Figure dataset records.

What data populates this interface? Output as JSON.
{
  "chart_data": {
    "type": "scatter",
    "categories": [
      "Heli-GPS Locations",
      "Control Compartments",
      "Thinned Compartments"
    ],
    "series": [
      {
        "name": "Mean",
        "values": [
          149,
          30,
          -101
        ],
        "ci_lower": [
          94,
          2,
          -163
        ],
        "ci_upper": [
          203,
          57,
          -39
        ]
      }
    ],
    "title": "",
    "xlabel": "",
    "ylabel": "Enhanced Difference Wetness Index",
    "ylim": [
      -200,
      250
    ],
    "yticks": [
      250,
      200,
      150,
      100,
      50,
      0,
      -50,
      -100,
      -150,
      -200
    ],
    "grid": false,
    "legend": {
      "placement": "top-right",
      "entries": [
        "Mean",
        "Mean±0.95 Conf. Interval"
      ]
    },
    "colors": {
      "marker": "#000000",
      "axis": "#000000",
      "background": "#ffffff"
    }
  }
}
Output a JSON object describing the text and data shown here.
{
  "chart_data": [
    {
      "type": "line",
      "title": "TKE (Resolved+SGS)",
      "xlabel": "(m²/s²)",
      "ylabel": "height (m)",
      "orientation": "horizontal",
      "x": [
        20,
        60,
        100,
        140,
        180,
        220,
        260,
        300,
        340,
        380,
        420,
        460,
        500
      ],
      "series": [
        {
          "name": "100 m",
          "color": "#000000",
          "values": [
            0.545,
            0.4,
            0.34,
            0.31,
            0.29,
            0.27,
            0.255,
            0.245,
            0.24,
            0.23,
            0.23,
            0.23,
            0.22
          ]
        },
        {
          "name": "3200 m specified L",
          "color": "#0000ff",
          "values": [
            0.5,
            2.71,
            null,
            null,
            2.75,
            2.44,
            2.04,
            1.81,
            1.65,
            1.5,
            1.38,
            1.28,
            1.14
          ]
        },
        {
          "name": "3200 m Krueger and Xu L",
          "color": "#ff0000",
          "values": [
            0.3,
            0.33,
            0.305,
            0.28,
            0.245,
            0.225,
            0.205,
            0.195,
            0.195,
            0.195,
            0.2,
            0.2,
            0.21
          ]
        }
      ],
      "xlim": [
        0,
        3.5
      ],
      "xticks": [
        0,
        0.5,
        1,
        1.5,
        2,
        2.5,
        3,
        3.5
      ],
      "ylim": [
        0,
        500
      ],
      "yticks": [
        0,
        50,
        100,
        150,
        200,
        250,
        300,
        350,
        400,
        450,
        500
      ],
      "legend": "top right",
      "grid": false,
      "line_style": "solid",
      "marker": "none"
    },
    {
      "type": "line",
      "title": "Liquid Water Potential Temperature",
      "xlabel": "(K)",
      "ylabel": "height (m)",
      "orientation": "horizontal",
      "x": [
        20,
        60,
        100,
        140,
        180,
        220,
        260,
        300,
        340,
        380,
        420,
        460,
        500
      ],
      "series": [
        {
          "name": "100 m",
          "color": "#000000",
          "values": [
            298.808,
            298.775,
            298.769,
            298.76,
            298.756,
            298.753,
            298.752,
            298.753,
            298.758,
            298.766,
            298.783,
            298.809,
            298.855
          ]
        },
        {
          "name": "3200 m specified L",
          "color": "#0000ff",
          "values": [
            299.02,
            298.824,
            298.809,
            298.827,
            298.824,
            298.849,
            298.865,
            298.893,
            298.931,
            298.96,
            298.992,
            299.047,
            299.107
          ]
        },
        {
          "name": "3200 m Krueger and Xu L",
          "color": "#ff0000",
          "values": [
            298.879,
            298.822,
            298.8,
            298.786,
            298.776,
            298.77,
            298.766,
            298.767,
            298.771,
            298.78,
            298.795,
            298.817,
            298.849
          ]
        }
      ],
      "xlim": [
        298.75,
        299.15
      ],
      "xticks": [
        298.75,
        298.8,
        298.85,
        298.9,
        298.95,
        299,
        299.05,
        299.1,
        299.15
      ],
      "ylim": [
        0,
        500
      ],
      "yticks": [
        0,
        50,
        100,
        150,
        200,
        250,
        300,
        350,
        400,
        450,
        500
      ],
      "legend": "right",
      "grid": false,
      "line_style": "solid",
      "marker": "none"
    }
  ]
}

EXERCISE TASK.
Copy out the full set of records precisely, leaving nothing out.

COMPLETED TASK.
What data populates this interface? Output as JSON.
{
  "chart_data": {
    "type": "scatter",
    "categories": [
      "Heli-GPS Locations",
      "Control Compartments",
      "Thinned Compartments"
    ],
    "series": [
      {
        "name": "Mean",
        "values": [
          149,
          30,
          -101
        ],
        "ci_lower": [
          94,
          2,
          -163
        ],
        "ci_upper": [
          203,
          57,
          -39
        ]
      }
    ],
    "title": "",
    "xlabel": "",
    "ylabel": "Enhanced Difference Wetness Index",
    "ylim": [
      -200,
      250
    ],
    "yticks": [
      250,
      200,
      150,
      100,
      50,
      0,
      -50,
      -100,
      -150,
      -200
    ],
    "grid": false,
    "legend": {
      "placement": "top-right",
      "entries": [
        "Mean",
        "Mean±0.95 Conf. Interval"
      ]
    },
    "colors": {
      "marker": "#000000",
      "axis": "#000000",
      "background": "#ffffff"
    }
  }
}
Output a JSON object describing the text and data shown here.
{
  "chart_data": [
    {
      "type": "line",
      "title": "TKE (Resolved+SGS)",
      "xlabel": "(m²/s²)",
      "ylabel": "height (m)",
      "orientation": "horizontal",
      "x": [
        20,
        60,
        100,
        140,
        180,
        220,
        260,
        300,
        340,
        380,
        420,
        460,
        500
      ],
      "series": [
        {
          "name": "100 m",
          "color": "#000000",
          "values": [
            0.545,
            0.4,
            0.34,
            0.31,
            0.29,
            0.27,
            0.255,
            0.245,
            0.24,
            0.23,
            0.23,
            0.23,
            0.22
          ]
        },
        {
          "name": "3200 m specified L",
          "color": "#0000ff",
          "values": [
            0.5,
            2.71,
            null,
            null,
            2.75,
            2.44,
            2.04,
            1.81,
            1.65,
            1.5,
            1.38,
            1.28,
            1.14
          ]
        },
        {
          "name": "3200 m Krueger and Xu L",
          "color": "#ff0000",
          "values": [
            0.3,
            0.33,
            0.305,
            0.28,
            0.245,
            0.225,
            0.205,
            0.195,
            0.195,
            0.195,
            0.2,
            0.2,
            0.21
          ]
        }
      ],
      "xlim": [
        0,
        3.5
      ],
      "xticks": [
        0,
        0.5,
        1,
        1.5,
        2,
        2.5,
        3,
        3.5
      ],
      "ylim": [
        0,
        500
      ],
      "yticks": [
        0,
        50,
        100,
        150,
        200,
        250,
        300,
        350,
        400,
        450,
        500
      ],
      "legend": "top right",
      "grid": false,
      "line_style": "solid",
      "marker": "none"
    },
    {
      "type": "line",
      "title": "Liquid Water Potential Temperature",
      "xlabel": "(K)",
      "ylabel": "height (m)",
      "orientation": "horizontal",
      "x": [
        20,
        60,
        100,
        140,
        180,
        220,
        260,
        300,
        340,
        380,
        420,
        460,
        500
      ],
      "series": [
        {
          "name": "100 m",
          "color": "#000000",
          "values": [
            298.808,
            298.775,
            298.769,
            298.76,
            298.756,
            298.753,
            298.752,
            298.753,
            298.758,
            298.766,
            298.783,
            298.809,
            298.855
          ]
        },
        {
          "name": "3200 m specified L",
          "color": "#0000ff",
          "values": [
            299.02,
            298.824,
            298.809,
            298.827,
            298.824,
            298.849,
            298.865,
            298.893,
            298.931,
            298.96,
            298.992,
            299.047,
            299.107
          ]
        },
        {
          "name": "3200 m Krueger and Xu L",
          "color": "#ff0000",
          "values": [
            298.879,
            298.822,
            298.8,
            298.786,
            298.776,
            298.77,
            298.766,
            298.767,
            298.771,
            298.78,
            298.795,
            298.817,
            298.849
          ]
        }
      ],
      "xlim": [
        298.75,
        299.15
      ],
      "xticks": [
        298.75,
        298.8,
        298.85,
        298.9,
        298.95,
        299,
        299.05,
        299.1,
        299.15
      ],
      "ylim": [
        0,
        500
      ],
      "yticks": [
        0,
        50,
        100,
        150,
        200,
        250,
        300,
        350,
        400,
        450,
        500
      ],
      "legend": "right",
      "grid": false,
      "line_style": "solid",
      "marker": "none"
    }
  ]
}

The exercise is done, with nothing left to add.